---------- Dataset records ----------

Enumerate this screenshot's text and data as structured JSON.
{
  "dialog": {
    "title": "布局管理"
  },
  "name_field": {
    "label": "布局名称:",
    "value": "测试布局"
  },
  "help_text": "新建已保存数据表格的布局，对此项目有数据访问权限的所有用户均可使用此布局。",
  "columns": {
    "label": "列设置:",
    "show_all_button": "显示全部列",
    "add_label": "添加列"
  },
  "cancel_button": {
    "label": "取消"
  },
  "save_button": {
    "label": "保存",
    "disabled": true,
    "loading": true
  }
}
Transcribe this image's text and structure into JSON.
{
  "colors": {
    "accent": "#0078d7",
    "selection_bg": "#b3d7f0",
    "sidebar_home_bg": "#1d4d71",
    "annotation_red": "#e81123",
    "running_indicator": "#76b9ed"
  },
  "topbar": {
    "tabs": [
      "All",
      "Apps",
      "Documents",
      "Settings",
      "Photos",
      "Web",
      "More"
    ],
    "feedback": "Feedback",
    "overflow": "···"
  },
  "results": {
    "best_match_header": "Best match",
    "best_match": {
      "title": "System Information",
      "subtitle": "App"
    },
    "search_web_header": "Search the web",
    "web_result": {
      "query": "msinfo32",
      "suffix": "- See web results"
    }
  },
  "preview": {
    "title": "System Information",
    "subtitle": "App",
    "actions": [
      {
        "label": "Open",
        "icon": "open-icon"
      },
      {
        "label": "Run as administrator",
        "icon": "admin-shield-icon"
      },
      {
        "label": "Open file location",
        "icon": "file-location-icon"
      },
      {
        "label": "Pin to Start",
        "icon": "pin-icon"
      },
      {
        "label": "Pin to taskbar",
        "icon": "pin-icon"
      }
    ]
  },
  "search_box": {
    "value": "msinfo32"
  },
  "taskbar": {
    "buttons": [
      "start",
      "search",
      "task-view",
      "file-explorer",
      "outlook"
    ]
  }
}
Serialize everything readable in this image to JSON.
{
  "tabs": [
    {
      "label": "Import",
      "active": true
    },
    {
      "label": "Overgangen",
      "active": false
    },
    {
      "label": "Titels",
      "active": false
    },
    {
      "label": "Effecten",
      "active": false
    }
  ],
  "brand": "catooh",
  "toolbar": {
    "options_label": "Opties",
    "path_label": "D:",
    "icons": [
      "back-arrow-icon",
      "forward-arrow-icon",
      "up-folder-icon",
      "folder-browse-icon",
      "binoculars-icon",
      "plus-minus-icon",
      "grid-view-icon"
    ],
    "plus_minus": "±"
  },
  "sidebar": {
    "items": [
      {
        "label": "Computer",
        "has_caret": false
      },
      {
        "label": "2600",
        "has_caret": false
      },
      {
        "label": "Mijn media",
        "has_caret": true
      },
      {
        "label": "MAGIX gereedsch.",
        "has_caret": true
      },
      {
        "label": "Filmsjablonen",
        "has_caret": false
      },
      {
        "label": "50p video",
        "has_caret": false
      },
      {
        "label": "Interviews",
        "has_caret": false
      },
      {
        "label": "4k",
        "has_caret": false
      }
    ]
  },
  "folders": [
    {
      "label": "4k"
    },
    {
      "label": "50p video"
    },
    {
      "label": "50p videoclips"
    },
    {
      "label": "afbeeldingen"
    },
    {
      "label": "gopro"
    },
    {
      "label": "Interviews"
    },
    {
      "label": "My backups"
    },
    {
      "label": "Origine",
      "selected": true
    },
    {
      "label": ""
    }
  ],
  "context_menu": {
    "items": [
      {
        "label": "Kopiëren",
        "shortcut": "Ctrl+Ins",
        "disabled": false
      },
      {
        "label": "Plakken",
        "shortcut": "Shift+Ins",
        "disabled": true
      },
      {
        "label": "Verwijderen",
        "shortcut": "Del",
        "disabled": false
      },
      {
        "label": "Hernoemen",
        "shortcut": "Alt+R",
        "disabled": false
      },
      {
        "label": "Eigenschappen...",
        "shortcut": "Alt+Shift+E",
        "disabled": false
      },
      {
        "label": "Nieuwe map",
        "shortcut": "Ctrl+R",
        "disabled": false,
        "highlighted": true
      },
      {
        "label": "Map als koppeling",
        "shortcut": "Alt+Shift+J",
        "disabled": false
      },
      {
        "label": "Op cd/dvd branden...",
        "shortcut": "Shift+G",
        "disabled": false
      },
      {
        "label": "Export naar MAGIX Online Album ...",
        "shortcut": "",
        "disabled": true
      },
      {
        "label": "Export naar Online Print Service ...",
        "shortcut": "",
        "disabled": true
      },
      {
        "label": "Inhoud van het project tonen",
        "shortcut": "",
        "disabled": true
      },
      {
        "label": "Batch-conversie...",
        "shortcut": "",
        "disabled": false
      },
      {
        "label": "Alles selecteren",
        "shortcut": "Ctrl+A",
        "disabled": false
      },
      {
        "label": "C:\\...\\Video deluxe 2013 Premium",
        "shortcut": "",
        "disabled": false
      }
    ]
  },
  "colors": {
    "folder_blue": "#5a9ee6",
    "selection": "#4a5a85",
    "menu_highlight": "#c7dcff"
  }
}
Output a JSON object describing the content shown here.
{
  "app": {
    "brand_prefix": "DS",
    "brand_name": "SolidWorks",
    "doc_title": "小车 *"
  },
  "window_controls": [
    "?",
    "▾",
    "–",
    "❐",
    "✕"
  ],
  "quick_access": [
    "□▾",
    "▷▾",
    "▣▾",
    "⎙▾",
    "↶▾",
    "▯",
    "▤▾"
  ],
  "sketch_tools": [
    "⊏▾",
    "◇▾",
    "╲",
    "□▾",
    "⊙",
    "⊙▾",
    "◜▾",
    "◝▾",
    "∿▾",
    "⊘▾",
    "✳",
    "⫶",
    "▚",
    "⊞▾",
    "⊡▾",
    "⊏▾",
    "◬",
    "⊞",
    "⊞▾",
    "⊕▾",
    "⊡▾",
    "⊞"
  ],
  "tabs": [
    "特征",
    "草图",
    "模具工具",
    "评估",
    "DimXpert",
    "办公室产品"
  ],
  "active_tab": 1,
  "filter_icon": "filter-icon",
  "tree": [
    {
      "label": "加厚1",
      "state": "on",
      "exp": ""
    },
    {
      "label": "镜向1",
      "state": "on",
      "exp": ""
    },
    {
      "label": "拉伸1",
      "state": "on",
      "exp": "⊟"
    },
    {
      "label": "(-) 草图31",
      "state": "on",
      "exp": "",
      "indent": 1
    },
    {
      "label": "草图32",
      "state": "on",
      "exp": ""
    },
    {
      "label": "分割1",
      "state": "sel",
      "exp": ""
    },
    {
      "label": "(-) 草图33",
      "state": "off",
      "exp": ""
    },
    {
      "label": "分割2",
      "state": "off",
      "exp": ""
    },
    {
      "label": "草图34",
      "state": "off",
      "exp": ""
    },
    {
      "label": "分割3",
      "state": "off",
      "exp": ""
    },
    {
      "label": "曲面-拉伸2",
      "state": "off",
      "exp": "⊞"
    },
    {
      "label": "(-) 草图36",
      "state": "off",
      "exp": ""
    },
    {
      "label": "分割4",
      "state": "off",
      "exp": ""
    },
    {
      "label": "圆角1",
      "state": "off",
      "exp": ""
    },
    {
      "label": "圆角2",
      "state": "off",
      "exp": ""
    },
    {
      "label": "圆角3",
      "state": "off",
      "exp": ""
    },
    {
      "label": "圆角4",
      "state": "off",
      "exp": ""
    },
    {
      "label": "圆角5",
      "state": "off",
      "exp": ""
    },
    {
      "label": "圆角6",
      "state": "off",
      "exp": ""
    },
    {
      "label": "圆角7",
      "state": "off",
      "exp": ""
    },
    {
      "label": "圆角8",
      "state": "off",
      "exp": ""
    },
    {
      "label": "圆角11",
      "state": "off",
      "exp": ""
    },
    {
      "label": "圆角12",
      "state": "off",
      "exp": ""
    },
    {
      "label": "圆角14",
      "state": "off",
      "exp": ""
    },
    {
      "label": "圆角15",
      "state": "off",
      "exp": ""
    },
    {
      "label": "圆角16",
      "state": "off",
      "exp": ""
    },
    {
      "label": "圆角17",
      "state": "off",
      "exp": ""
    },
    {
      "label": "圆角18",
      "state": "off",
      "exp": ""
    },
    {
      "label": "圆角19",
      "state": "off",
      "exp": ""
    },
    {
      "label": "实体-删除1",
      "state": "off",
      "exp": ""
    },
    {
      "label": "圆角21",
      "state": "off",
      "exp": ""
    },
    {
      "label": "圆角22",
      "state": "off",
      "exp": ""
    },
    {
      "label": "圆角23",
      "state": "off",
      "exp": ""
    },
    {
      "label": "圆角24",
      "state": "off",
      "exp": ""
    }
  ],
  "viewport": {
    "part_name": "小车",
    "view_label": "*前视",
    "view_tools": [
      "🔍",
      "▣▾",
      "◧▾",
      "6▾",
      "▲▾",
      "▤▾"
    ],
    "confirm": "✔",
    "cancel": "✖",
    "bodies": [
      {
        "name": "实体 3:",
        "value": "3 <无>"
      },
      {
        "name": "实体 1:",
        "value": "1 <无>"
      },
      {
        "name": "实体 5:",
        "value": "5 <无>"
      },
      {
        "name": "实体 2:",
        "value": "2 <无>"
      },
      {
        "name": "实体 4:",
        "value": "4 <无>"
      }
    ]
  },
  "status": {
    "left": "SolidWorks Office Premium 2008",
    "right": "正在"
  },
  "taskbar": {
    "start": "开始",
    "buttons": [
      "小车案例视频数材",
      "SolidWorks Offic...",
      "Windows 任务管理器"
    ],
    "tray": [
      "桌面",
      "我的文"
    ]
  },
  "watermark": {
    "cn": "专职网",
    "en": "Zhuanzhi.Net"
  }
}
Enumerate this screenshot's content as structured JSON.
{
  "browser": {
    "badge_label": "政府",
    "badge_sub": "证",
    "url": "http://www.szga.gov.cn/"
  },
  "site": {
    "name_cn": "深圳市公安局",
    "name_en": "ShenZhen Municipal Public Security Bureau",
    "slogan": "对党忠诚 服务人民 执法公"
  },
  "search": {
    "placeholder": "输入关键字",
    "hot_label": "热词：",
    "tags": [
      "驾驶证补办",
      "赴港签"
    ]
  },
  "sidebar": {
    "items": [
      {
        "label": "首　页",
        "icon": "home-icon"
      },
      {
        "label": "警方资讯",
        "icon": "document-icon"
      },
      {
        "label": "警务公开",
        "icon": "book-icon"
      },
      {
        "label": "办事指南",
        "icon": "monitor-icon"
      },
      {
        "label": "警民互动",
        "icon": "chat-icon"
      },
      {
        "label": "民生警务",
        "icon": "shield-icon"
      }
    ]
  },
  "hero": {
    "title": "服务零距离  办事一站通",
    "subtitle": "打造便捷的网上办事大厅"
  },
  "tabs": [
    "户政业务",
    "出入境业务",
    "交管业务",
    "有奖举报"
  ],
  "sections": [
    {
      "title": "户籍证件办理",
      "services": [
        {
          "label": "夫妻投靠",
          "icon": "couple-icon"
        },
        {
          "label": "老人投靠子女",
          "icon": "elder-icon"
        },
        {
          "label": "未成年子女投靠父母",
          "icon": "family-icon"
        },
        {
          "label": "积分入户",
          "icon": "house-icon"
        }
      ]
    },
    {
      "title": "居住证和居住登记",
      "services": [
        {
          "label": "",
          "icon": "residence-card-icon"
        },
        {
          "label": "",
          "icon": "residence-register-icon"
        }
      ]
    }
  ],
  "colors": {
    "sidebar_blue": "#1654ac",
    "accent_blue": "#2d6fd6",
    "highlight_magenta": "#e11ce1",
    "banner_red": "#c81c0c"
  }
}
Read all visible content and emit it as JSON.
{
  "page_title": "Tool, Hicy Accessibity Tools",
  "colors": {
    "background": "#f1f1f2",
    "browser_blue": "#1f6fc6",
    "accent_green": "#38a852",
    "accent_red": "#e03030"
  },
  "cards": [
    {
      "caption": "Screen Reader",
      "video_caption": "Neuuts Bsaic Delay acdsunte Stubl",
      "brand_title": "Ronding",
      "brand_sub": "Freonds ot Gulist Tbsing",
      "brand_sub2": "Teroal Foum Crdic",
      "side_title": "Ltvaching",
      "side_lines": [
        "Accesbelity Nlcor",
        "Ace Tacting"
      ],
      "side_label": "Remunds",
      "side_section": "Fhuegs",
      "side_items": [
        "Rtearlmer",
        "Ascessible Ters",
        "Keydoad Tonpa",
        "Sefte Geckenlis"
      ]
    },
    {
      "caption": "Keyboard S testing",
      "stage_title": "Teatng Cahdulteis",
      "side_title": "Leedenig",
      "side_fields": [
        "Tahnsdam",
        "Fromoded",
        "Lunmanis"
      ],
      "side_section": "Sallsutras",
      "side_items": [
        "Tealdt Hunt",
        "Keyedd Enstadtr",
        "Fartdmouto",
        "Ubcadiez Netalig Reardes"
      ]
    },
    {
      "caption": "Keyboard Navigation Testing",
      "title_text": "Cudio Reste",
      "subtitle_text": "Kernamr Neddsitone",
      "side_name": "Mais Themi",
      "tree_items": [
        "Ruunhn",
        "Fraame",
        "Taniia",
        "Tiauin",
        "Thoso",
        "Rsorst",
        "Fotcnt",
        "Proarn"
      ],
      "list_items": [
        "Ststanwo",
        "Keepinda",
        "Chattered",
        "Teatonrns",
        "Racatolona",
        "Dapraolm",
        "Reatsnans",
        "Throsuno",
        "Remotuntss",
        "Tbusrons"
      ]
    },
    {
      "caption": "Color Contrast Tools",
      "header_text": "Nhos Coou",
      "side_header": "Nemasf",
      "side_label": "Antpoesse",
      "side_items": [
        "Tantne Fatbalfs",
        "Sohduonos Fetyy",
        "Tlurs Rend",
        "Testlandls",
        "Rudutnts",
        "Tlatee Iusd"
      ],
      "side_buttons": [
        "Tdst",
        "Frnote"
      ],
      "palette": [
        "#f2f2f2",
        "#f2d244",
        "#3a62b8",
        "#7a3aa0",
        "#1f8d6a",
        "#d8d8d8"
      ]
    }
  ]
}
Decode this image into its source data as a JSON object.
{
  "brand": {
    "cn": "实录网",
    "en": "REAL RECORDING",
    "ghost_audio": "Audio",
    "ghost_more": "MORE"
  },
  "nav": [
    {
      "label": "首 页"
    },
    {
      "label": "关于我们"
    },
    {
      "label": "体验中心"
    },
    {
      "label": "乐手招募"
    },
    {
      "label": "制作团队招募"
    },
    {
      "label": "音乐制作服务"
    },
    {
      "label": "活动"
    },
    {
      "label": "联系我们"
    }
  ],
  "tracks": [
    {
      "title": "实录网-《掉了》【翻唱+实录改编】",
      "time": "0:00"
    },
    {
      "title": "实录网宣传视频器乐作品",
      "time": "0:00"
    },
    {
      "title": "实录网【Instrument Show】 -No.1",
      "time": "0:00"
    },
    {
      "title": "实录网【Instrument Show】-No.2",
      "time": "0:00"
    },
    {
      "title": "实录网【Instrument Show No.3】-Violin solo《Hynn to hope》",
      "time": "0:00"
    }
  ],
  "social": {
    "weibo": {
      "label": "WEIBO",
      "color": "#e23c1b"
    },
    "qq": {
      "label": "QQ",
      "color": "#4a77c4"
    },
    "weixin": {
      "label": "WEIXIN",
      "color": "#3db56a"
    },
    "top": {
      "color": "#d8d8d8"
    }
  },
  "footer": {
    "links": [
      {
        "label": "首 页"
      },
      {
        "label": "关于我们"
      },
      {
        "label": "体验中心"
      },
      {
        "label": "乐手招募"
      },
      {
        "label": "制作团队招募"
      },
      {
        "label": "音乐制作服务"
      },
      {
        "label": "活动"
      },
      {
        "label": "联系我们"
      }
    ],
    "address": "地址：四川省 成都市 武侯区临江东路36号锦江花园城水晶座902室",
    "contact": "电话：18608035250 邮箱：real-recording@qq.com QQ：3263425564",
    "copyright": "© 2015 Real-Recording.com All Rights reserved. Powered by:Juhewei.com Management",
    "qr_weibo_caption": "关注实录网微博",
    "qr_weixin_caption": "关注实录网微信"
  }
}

----------

### Task to carry out
Say how many lines above hold the word "object", giving only the count.

### Expected answer
2